Aim of the exercise | Please copy out the material word for word, beginning at its first line and stopping after the line that contains "The gear cutting system 50 is at (88, 63).".

Dataset records:

::::

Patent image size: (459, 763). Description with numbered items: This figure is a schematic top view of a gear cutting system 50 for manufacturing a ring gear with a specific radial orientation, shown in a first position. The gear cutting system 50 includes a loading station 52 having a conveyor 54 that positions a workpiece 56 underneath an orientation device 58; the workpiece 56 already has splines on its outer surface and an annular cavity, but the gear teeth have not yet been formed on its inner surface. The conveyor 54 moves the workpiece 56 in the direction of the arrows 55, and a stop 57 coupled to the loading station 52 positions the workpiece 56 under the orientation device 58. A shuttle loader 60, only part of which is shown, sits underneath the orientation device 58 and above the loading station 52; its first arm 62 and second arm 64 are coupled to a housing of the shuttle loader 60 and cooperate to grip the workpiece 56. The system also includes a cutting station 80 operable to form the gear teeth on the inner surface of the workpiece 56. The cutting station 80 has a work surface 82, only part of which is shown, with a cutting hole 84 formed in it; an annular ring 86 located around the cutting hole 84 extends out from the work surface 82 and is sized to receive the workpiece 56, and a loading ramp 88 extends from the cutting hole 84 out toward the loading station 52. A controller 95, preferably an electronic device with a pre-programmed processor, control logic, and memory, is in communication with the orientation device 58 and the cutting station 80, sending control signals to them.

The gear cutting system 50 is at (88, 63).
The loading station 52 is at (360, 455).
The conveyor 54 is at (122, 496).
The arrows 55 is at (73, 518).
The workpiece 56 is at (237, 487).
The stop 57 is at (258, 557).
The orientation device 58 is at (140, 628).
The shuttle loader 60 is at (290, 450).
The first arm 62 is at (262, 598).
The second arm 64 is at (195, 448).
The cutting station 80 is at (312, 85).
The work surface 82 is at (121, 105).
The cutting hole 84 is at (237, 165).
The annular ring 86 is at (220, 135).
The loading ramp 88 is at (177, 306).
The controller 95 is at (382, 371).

::::

Result of this exercise |
Patent image size: (459, 763). Description with numbered items: This figure is a schematic top view of a gear cutting system 50 for manufacturing a ring gear with a specific radial orientation, shown in a first position. The gear cutting system 50 includes a loading station 52 having a conveyor 54 that positions a workpiece 56 underneath an orientation device 58; the workpiece 56 already has splines on its outer surface and an annular cavity, but the gear teeth have not yet been formed on its inner surface. The conveyor 54 moves the workpiece 56 in the direction of the arrows 55, and a stop 57 coupled to the loading station 52 positions the workpiece 56 under the orientation device 58. A shuttle loader 60, only part of which is shown, sits underneath the orientation device 58 and above the loading station 52; its first arm 62 and second arm 64 are coupled to a housing of the shuttle loader 60 and cooperate to grip the workpiece 56. The system also includes a cutting station 80 operable to form the gear teeth on the inner surface of the workpiece 56. The cutting station 80 has a work surface 82, only part of which is shown, with a cutting hole 84 formed in it; an annular ring 86 located around the cutting hole 84 extends out from the work surface 82 and is sized to receive the workpiece 56, and a loading ramp 88 extends from the cutting hole 84 out toward the loading station 52. A controller 95, preferably an electronic device with a pre-programmed processor, control logic, and memory, is in communication with the orientation device 58 and the cutting station 80, sending control signals to them.

The gear cutting system 50 is at (88, 63).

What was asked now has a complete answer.